▶ EXERCISE
Make an exact copy of all the entries below, with the pictures left out.

▶ RECORDS SHOWN
↓
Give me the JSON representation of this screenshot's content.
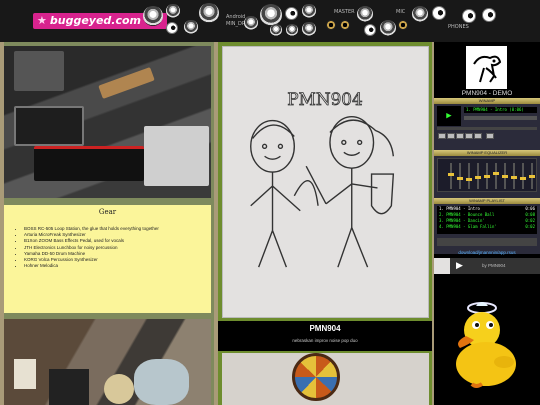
{
  "banner": {
    "logo_text": "buggeyed.com",
    "logo_color": "#d8238e",
    "labels": [
      "Android",
      "MIN_DRIVE",
      "MASTER",
      "MIC",
      "PHONES"
    ]
  },
  "gear": {
    "title": "Gear",
    "items": [
      "BOSS RC-505 Loop Station, the glue that holds everything together",
      "Arturia MicroFreak Synthesizer",
      "B1Xon ZOOM Bass Effects Pedal, used for vocals",
      "JTH Electronics Lunchbox for noisy percussion",
      "Yamaha DD-50 Drum Machine",
      "KORG Volca Percussion Synthesizer",
      "Hohner Melodica"
    ]
  },
  "drawing": {
    "caption": "PMN904"
  },
  "band": {
    "name": "PMN904",
    "tagline": "nebraskan improv noise pop duo"
  },
  "demo": {
    "label": "PMN904 - DEMO"
  },
  "winamp": {
    "title": "WINAMP",
    "time_display": "▶",
    "ticker": "1. PMN904 - Intro (0:06)",
    "eq_title": "WINAMP EQUALIZER",
    "eq_levels": [
      0.55,
      0.4,
      0.35,
      0.45,
      0.5,
      0.6,
      0.5,
      0.45,
      0.4,
      0.5
    ],
    "playlist_title": "WINAMP PLAYLIST",
    "playlist": [
      {
        "title": "1. PMN904 - Intro",
        "time": "0:06"
      },
      {
        "title": "2. PMN904 - Bounce Ball",
        "time": "0:08"
      },
      {
        "title": "3. PMN904 - Dancin'",
        "time": "0:02"
      },
      {
        "title": "4. PMN904 - Glam Fallin'",
        "time": "0:02"
      }
    ],
    "colors": {
      "display": "#33ff33",
      "frame": "#2b2b3a"
    }
  },
  "link": {
    "text": "download/jmannnin/app.rsus"
  },
  "player": {
    "play_icon": "▶",
    "by": "by PMN904"
  }
}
↑
▶ ANSWER TO THE EXERCISE
Give me the JSON representation of this screenshot's content.
{
  "banner": {
    "logo_text": "buggeyed.com",
    "logo_color": "#d8238e",
    "labels": [
      "Android",
      "MIN_DRIVE",
      "MASTER",
      "MIC",
      "PHONES"
    ]
  },
  "gear": {
    "title": "Gear",
    "items": [
      "BOSS RC-505 Loop Station, the glue that holds everything together",
      "Arturia MicroFreak Synthesizer",
      "B1Xon ZOOM Bass Effects Pedal, used for vocals",
      "JTH Electronics Lunchbox for noisy percussion",
      "Yamaha DD-50 Drum Machine",
      "KORG Volca Percussion Synthesizer",
      "Hohner Melodica"
    ]
  },
  "drawing": {
    "caption": "PMN904"
  },
  "band": {
    "name": "PMN904",
    "tagline": "nebraskan improv noise pop duo"
  },
  "demo": {
    "label": "PMN904 - DEMO"
  },
  "winamp": {
    "title": "WINAMP",
    "time_display": "▶",
    "ticker": "1. PMN904 - Intro (0:06)",
    "eq_title": "WINAMP EQUALIZER",
    "eq_levels": [
      0.55,
      0.4,
      0.35,
      0.45,
      0.5,
      0.6,
      0.5,
      0.45,
      0.4,
      0.5
    ],
    "playlist_title": "WINAMP PLAYLIST",
    "playlist": [
      {
        "title": "1. PMN904 - Intro",
        "time": "0:06"
      },
      {
        "title": "2. PMN904 - Bounce Ball",
        "time": "0:08"
      },
      {
        "title": "3. PMN904 - Dancin'",
        "time": "0:02"
      },
      {
        "title": "4. PMN904 - Glam Fallin'",
        "time": "0:02"
      }
    ],
    "colors": {
      "display": "#33ff33",
      "frame": "#2b2b3a"
    }
  },
  "link": {
    "text": "download/jmannnin/app.rsus"
  },
  "player": {
    "play_icon": "▶",
    "by": "by PMN904"
  }
}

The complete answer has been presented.